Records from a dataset

------------------------

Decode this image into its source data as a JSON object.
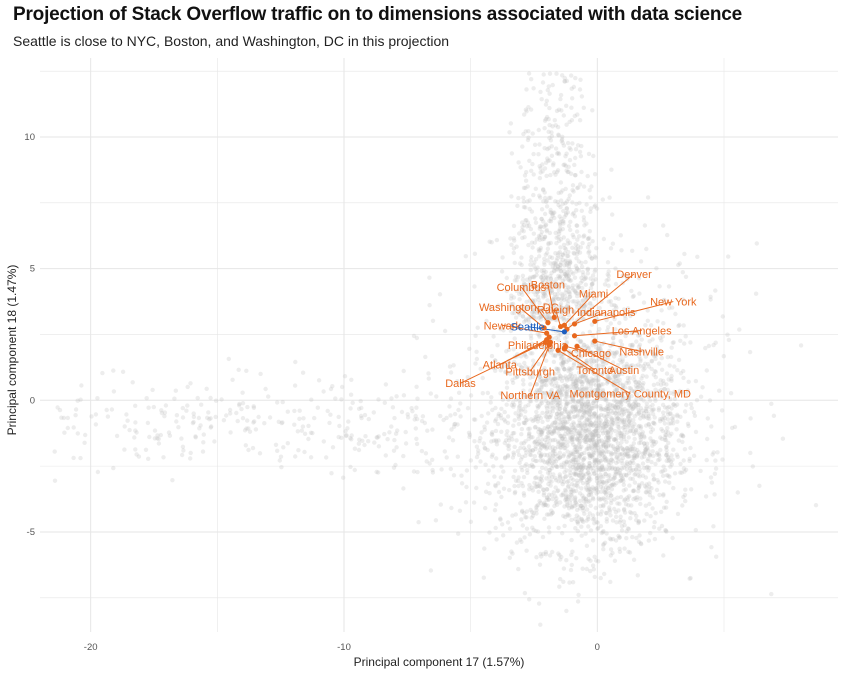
{
  "title": "Projection of Stack Overflow traffic on to dimensions associated with data science",
  "subtitle": "Seattle is close to NYC, Boston, and Washington, DC in this projection",
  "colors": {
    "background_points": "#bdbdbd",
    "highlight": "#e8681e",
    "focus": "#1f5fbf",
    "grid": "#e6e6e6"
  },
  "chart_data": {
    "type": "scatter",
    "xlabel": "Principal component 17 (1.57%)",
    "ylabel": "Principal component 18 (1.47%)",
    "xlim": [
      -22,
      9.5
    ],
    "ylim": [
      -8.8,
      13
    ],
    "xticks": [
      {
        "value": -20,
        "label": "-20"
      },
      {
        "value": -10,
        "label": "-10"
      },
      {
        "value": 0,
        "label": "0"
      }
    ],
    "yticks": [
      {
        "value": -5,
        "label": "-5"
      },
      {
        "value": 0,
        "label": "0"
      },
      {
        "value": 5,
        "label": "5"
      },
      {
        "value": 10,
        "label": "10"
      }
    ],
    "grid": true,
    "background_series": "approximately 40,000 grey semi-transparent points densest around (-0.5, -1.5) with a vertical plume up to y≈12.5 near x≈-1.5 and a sparse tail to x≈-21",
    "focus_point": {
      "label": "Seattle",
      "x": -1.3,
      "y": 2.6,
      "label_x": -2.75,
      "label_y": 2.8
    },
    "highlighted": [
      {
        "label": "Denver",
        "x": -1.2,
        "y": 2.7,
        "label_x": 1.45,
        "label_y": 4.8
      },
      {
        "label": "Boston",
        "x": -1.7,
        "y": 3.15,
        "label_x": -1.95,
        "label_y": 4.4
      },
      {
        "label": "Miami",
        "x": -1.3,
        "y": 2.85,
        "label_x": -0.15,
        "label_y": 4.05
      },
      {
        "label": "Columbus",
        "x": -1.95,
        "y": 2.95,
        "label_x": -3.0,
        "label_y": 4.3
      },
      {
        "label": "New York",
        "x": -0.1,
        "y": 3.0,
        "label_x": 3.0,
        "label_y": 3.75
      },
      {
        "label": "Indianapolis",
        "x": -0.9,
        "y": 2.9,
        "label_x": 0.35,
        "label_y": 3.35
      },
      {
        "label": "Raleigh",
        "x": -1.45,
        "y": 2.8,
        "label_x": -1.65,
        "label_y": 3.45
      },
      {
        "label": "Washington, DC",
        "x": -2.1,
        "y": 2.75,
        "label_x": -3.1,
        "label_y": 3.55
      },
      {
        "label": "Newark",
        "x": -2.0,
        "y": 2.55,
        "label_x": -3.75,
        "label_y": 2.85
      },
      {
        "label": "Los Angeles",
        "x": -0.9,
        "y": 2.45,
        "label_x": 1.75,
        "label_y": 2.65
      },
      {
        "label": "Philadelphia",
        "x": -1.9,
        "y": 2.4,
        "label_x": -2.35,
        "label_y": 2.1
      },
      {
        "label": "Chicago",
        "x": -1.25,
        "y": 2.05,
        "label_x": -0.25,
        "label_y": 1.8
      },
      {
        "label": "Nashville",
        "x": -0.1,
        "y": 2.25,
        "label_x": 1.75,
        "label_y": 1.85
      },
      {
        "label": "Atlanta",
        "x": -2.0,
        "y": 2.3,
        "label_x": -3.85,
        "label_y": 1.35
      },
      {
        "label": "Pittsburgh",
        "x": -1.85,
        "y": 2.2,
        "label_x": -2.65,
        "label_y": 1.1
      },
      {
        "label": "Toronto",
        "x": -1.3,
        "y": 1.95,
        "label_x": -0.1,
        "label_y": 1.15
      },
      {
        "label": "Austin",
        "x": -0.8,
        "y": 2.05,
        "label_x": 1.05,
        "label_y": 1.15
      },
      {
        "label": "Dallas",
        "x": -2.05,
        "y": 2.2,
        "label_x": -5.4,
        "label_y": 0.65
      },
      {
        "label": "Northern VA",
        "x": -1.9,
        "y": 2.1,
        "label_x": -2.65,
        "label_y": 0.2
      },
      {
        "label": "Montgomery County, MD",
        "x": -1.55,
        "y": 1.9,
        "label_x": 1.3,
        "label_y": 0.25
      }
    ]
  }
}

------------------------

Print the full listing exactly, dropping the pictures.

Exercise output:
Decode this image into its source data as a JSON object.
{
  "title": "Projection of Stack Overflow traffic on to dimensions associated with data science",
  "subtitle": "Seattle is close to NYC, Boston, and Washington, DC in this projection",
  "colors": {
    "background_points": "#bdbdbd",
    "highlight": "#e8681e",
    "focus": "#1f5fbf",
    "grid": "#e6e6e6"
  },
  "chart_data": {
    "type": "scatter",
    "xlabel": "Principal component 17 (1.57%)",
    "ylabel": "Principal component 18 (1.47%)",
    "xlim": [
      -22,
      9.5
    ],
    "ylim": [
      -8.8,
      13
    ],
    "xticks": [
      {
        "value": -20,
        "label": "-20"
      },
      {
        "value": -10,
        "label": "-10"
      },
      {
        "value": 0,
        "label": "0"
      }
    ],
    "yticks": [
      {
        "value": -5,
        "label": "-5"
      },
      {
        "value": 0,
        "label": "0"
      },
      {
        "value": 5,
        "label": "5"
      },
      {
        "value": 10,
        "label": "10"
      }
    ],
    "grid": true,
    "background_series": "approximately 40,000 grey semi-transparent points densest around (-0.5, -1.5) with a vertical plume up to y≈12.5 near x≈-1.5 and a sparse tail to x≈-21",
    "focus_point": {
      "label": "Seattle",
      "x": -1.3,
      "y": 2.6,
      "label_x": -2.75,
      "label_y": 2.8
    },
    "highlighted": [
      {
        "label": "Denver",
        "x": -1.2,
        "y": 2.7,
        "label_x": 1.45,
        "label_y": 4.8
      },
      {
        "label": "Boston",
        "x": -1.7,
        "y": 3.15,
        "label_x": -1.95,
        "label_y": 4.4
      },
      {
        "label": "Miami",
        "x": -1.3,
        "y": 2.85,
        "label_x": -0.15,
        "label_y": 4.05
      },
      {
        "label": "Columbus",
        "x": -1.95,
        "y": 2.95,
        "label_x": -3.0,
        "label_y": 4.3
      },
      {
        "label": "New York",
        "x": -0.1,
        "y": 3.0,
        "label_x": 3.0,
        "label_y": 3.75
      },
      {
        "label": "Indianapolis",
        "x": -0.9,
        "y": 2.9,
        "label_x": 0.35,
        "label_y": 3.35
      },
      {
        "label": "Raleigh",
        "x": -1.45,
        "y": 2.8,
        "label_x": -1.65,
        "label_y": 3.45
      },
      {
        "label": "Washington, DC",
        "x": -2.1,
        "y": 2.75,
        "label_x": -3.1,
        "label_y": 3.55
      },
      {
        "label": "Newark",
        "x": -2.0,
        "y": 2.55,
        "label_x": -3.75,
        "label_y": 2.85
      },
      {
        "label": "Los Angeles",
        "x": -0.9,
        "y": 2.45,
        "label_x": 1.75,
        "label_y": 2.65
      },
      {
        "label": "Philadelphia",
        "x": -1.9,
        "y": 2.4,
        "label_x": -2.35,
        "label_y": 2.1
      },
      {
        "label": "Chicago",
        "x": -1.25,
        "y": 2.05,
        "label_x": -0.25,
        "label_y": 1.8
      },
      {
        "label": "Nashville",
        "x": -0.1,
        "y": 2.25,
        "label_x": 1.75,
        "label_y": 1.85
      },
      {
        "label": "Atlanta",
        "x": -2.0,
        "y": 2.3,
        "label_x": -3.85,
        "label_y": 1.35
      },
      {
        "label": "Pittsburgh",
        "x": -1.85,
        "y": 2.2,
        "label_x": -2.65,
        "label_y": 1.1
      },
      {
        "label": "Toronto",
        "x": -1.3,
        "y": 1.95,
        "label_x": -0.1,
        "label_y": 1.15
      },
      {
        "label": "Austin",
        "x": -0.8,
        "y": 2.05,
        "label_x": 1.05,
        "label_y": 1.15
      },
      {
        "label": "Dallas",
        "x": -2.05,
        "y": 2.2,
        "label_x": -5.4,
        "label_y": 0.65
      },
      {
        "label": "Northern VA",
        "x": -1.9,
        "y": 2.1,
        "label_x": -2.65,
        "label_y": 0.2
      },
      {
        "label": "Montgomery County, MD",
        "x": -1.55,
        "y": 1.9,
        "label_x": 1.3,
        "label_y": 0.25
      }
    ]
  }
}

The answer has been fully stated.